== DIRECTIVE ==
Omit the images, then output each of the records below exactly.

== DATA IN THIS EXERCISE ==
• • • • • • •
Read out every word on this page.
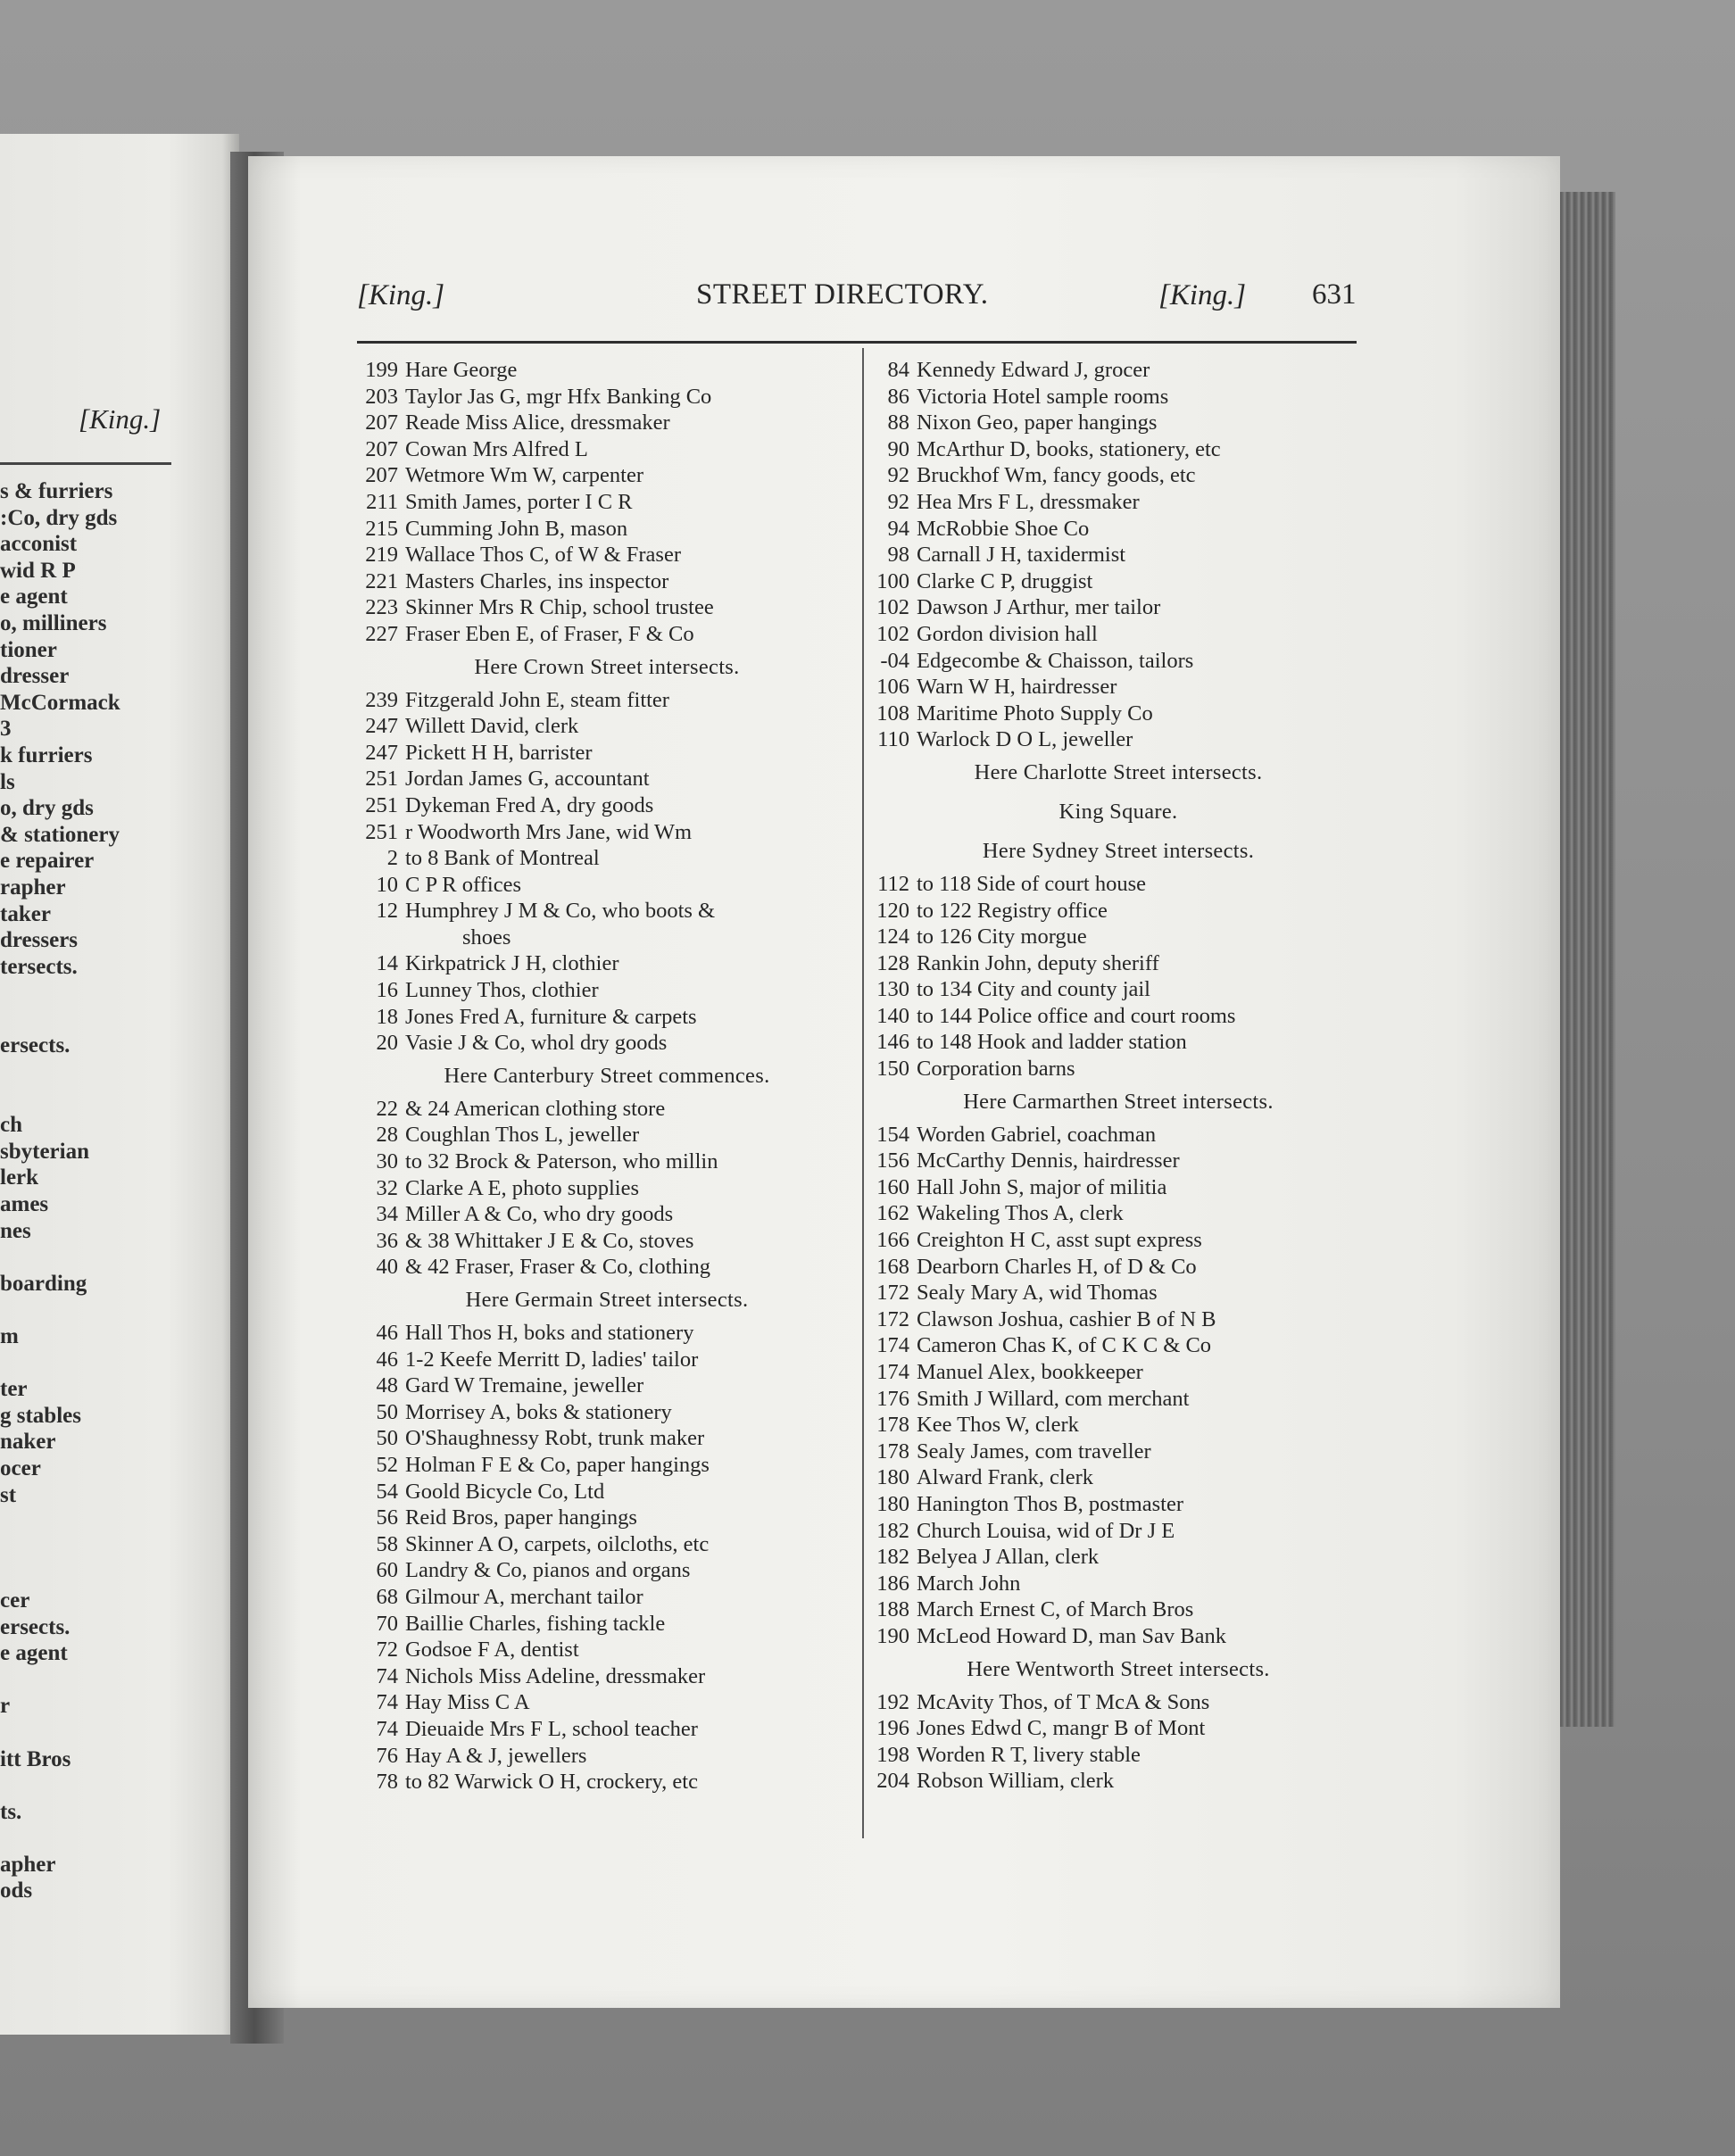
[King.]
s & furriers
:Co, dry gds
acconist
wid R P
e agent
o, milliners
tioner
dresser
McCormack
3
k furriers
ls
o, dry gds
& stationery
e repairer
rapher
taker
dressers
tersects.
ersects.
ch
sbyterian
lerk
ames
nes
boarding
m
ter
g stables
naker
ocer
st
cer
ersects.
e agent
r
itt Bros
ts.
apher
ods
[King.]	STREET DIRECTORY.	[King.] 631
199 Hare George
203 Taylor Jas G, mgr Hfx Banking Co
207 Reade Miss Alice, dressmaker
207 Cowan Mrs Alfred L
207 Wetmore Wm W, carpenter
211 Smith James, porter I C R
215 Cumming John B, mason
219 Wallace Thos C, of W & Fraser
221 Masters Charles, ins inspector
223 Skinner Mrs R Chip, school trustee
227 Fraser Eben E, of Fraser, F & Co
Here Crown Street intersects.
239 Fitzgerald John E, steam fitter
247 Willett David, clerk
247 Pickett H H, barrister
251 Jordan James G, accountant
251 Dykeman Fred A, dry goods
251 r Woodworth Mrs Jane, wid Wm
2 to 8 Bank of Montreal
10 C P R offices
12 Humphrey J M & Co, who boots &
shoes
14 Kirkpatrick J H, clothier
16 Lunney Thos, clothier
18 Jones Fred A, furniture & carpets
20 Vasie J & Co, whol dry goods
Here Canterbury Street commences.
22 & 24 American clothing store
28 Coughlan Thos L, jeweller
30 to 32 Brock & Paterson, who millin
32 Clarke A E, photo supplies
34 Miller A & Co, who dry goods
36 & 38 Whittaker J E & Co, stoves
40 & 42 Fraser, Fraser & Co, clothing
Here Germain Street intersects.
46 Hall Thos H, boks and stationery
46 1-2 Keefe Merritt D, ladies' tailor
48 Gard W Tremaine, jeweller
50 Morrisey A, boks & stationery
50 O'Shaughnessy Robt, trunk maker
52 Holman F E & Co, paper hangings
54 Goold Bicycle Co, Ltd
56 Reid Bros, paper hangings
58 Skinner A O, carpets, oilcloths, etc
60 Landry & Co, pianos and organs
68 Gilmour A, merchant tailor
70 Baillie Charles, fishing tackle
72 Godsoe F A, dentist
74 Nichols Miss Adeline, dressmaker
74 Hay Miss C A
74 Dieuaide Mrs F L, school teacher
76 Hay A & J, jewellers
78 to 82 Warwick O H, crockery, etc
84 Kennedy Edward J, grocer
86 Victoria Hotel sample rooms
88 Nixon Geo, paper hangings
90 McArthur D, books, stationery, etc
92 Bruckhof Wm, fancy goods, etc
92 Hea Mrs F L, dressmaker
94 McRobbie Shoe Co
98 Carnall J H, taxidermist
100 Clarke C P, druggist
102 Dawson J Arthur, mer tailor
102 Gordon division hall
-04 Edgecombe & Chaisson, tailors
106 Warn W H, hairdresser
108 Maritime Photo Supply Co
110 Warlock D O L, jeweller
Here Charlotte Street intersects.
King Square.
Here Sydney Street intersects.
112 to 118 Side of court house
120 to 122 Registry office
124 to 126 City morgue
128 Rankin John, deputy sheriff
130 to 134 City and county jail
140 to 144 Police office and court rooms
146 to 148 Hook and ladder station
150 Corporation barns
Here Carmarthen Street intersects.
154 Worden Gabriel, coachman
156 McCarthy Dennis, hairdresser
160 Hall John S, major of militia
162 Wakeling Thos A, clerk
166 Creighton H C, asst supt express
168 Dearborn Charles H, of D & Co
172 Sealy Mary A, wid Thomas
172 Clawson Joshua, cashier B of N B
174 Cameron Chas K, of C K C & Co
174 Manuel Alex, bookkeeper
176 Smith J Willard, com merchant
178 Kee Thos W, clerk
178 Sealy James, com traveller
180 Alward Frank, clerk
180 Hanington Thos B, postmaster
182 Church Louisa, wid of Dr J E
182 Belyea J Allan, clerk
186 March John
188 March Ernest C, of March Bros
190 McLeod Howard D, man Sav Bank
Here Wentworth Street intersects.
192 McAvity Thos, of T McA & Sons
196 Jones Edwd C, mangr B of Mont
198 Worden R T, livery stable
204 Robson William, clerk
• • • • • • •
== RIGHT ANSWER ==
Read out every word on this page.
[King.]
s & furriers
:Co, dry gds
acconist
wid R P
e agent
o, milliners
tioner
dresser
McCormack
3
k furriers
ls
o, dry gds
& stationery
e repairer
rapher
taker
dressers
tersects.
ersects.
ch
sbyterian
lerk
ames
nes
boarding
m
ter
g stables
naker
ocer
st
cer
ersects.
e agent
r
itt Bros
ts.
apher
ods
[King.]	STREET DIRECTORY.	[King.] 631
199 Hare George
203 Taylor Jas G, mgr Hfx Banking Co
207 Reade Miss Alice, dressmaker
207 Cowan Mrs Alfred L
207 Wetmore Wm W, carpenter
211 Smith James, porter I C R
215 Cumming John B, mason
219 Wallace Thos C, of W & Fraser
221 Masters Charles, ins inspector
223 Skinner Mrs R Chip, school trustee
227 Fraser Eben E, of Fraser, F & Co
Here Crown Street intersects.
239 Fitzgerald John E, steam fitter
247 Willett David, clerk
247 Pickett H H, barrister
251 Jordan James G, accountant
251 Dykeman Fred A, dry goods
251 r Woodworth Mrs Jane, wid Wm
2 to 8 Bank of Montreal
10 C P R offices
12 Humphrey J M & Co, who boots &
shoes
14 Kirkpatrick J H, clothier
16 Lunney Thos, clothier
18 Jones Fred A, furniture & carpets
20 Vasie J & Co, whol dry goods
Here Canterbury Street commences.
22 & 24 American clothing store
28 Coughlan Thos L, jeweller
30 to 32 Brock & Paterson, who millin
32 Clarke A E, photo supplies
34 Miller A & Co, who dry goods
36 & 38 Whittaker J E & Co, stoves
40 & 42 Fraser, Fraser & Co, clothing
Here Germain Street intersects.
46 Hall Thos H, boks and stationery
46 1-2 Keefe Merritt D, ladies' tailor
48 Gard W Tremaine, jeweller
50 Morrisey A, boks & stationery
50 O'Shaughnessy Robt, trunk maker
52 Holman F E & Co, paper hangings
54 Goold Bicycle Co, Ltd
56 Reid Bros, paper hangings
58 Skinner A O, carpets, oilcloths, etc
60 Landry & Co, pianos and organs
68 Gilmour A, merchant tailor
70 Baillie Charles, fishing tackle
72 Godsoe F A, dentist
74 Nichols Miss Adeline, dressmaker
74 Hay Miss C A
74 Dieuaide Mrs F L, school teacher
76 Hay A & J, jewellers
78 to 82 Warwick O H, crockery, etc
84 Kennedy Edward J, grocer
86 Victoria Hotel sample rooms
88 Nixon Geo, paper hangings
90 McArthur D, books, stationery, etc
92 Bruckhof Wm, fancy goods, etc
92 Hea Mrs F L, dressmaker
94 McRobbie Shoe Co
98 Carnall J H, taxidermist
100 Clarke C P, druggist
102 Dawson J Arthur, mer tailor
102 Gordon division hall
-04 Edgecombe & Chaisson, tailors
106 Warn W H, hairdresser
108 Maritime Photo Supply Co
110 Warlock D O L, jeweller
Here Charlotte Street intersects.
King Square.
Here Sydney Street intersects.
112 to 118 Side of court house
120 to 122 Registry office
124 to 126 City morgue
128 Rankin John, deputy sheriff
130 to 134 City and county jail
140 to 144 Police office and court rooms
146 to 148 Hook and ladder station
150 Corporation barns
Here Carmarthen Street intersects.
154 Worden Gabriel, coachman
156 McCarthy Dennis, hairdresser
160 Hall John S, major of militia
162 Wakeling Thos A, clerk
166 Creighton H C, asst supt express
168 Dearborn Charles H, of D & Co
172 Sealy Mary A, wid Thomas
172 Clawson Joshua, cashier B of N B
174 Cameron Chas K, of C K C & Co
174 Manuel Alex, bookkeeper
176 Smith J Willard, com merchant
178 Kee Thos W, clerk
178 Sealy James, com traveller
180 Alward Frank, clerk
180 Hanington Thos B, postmaster
182 Church Louisa, wid of Dr J E
182 Belyea J Allan, clerk
186 March John
188 March Ernest C, of March Bros
190 McLeod Howard D, man Sav Bank
Here Wentworth Street intersects.
192 McAvity Thos, of T McA & Sons
196 Jones Edwd C, mangr B of Mont
198 Worden R T, livery stable
204 Robson William, clerk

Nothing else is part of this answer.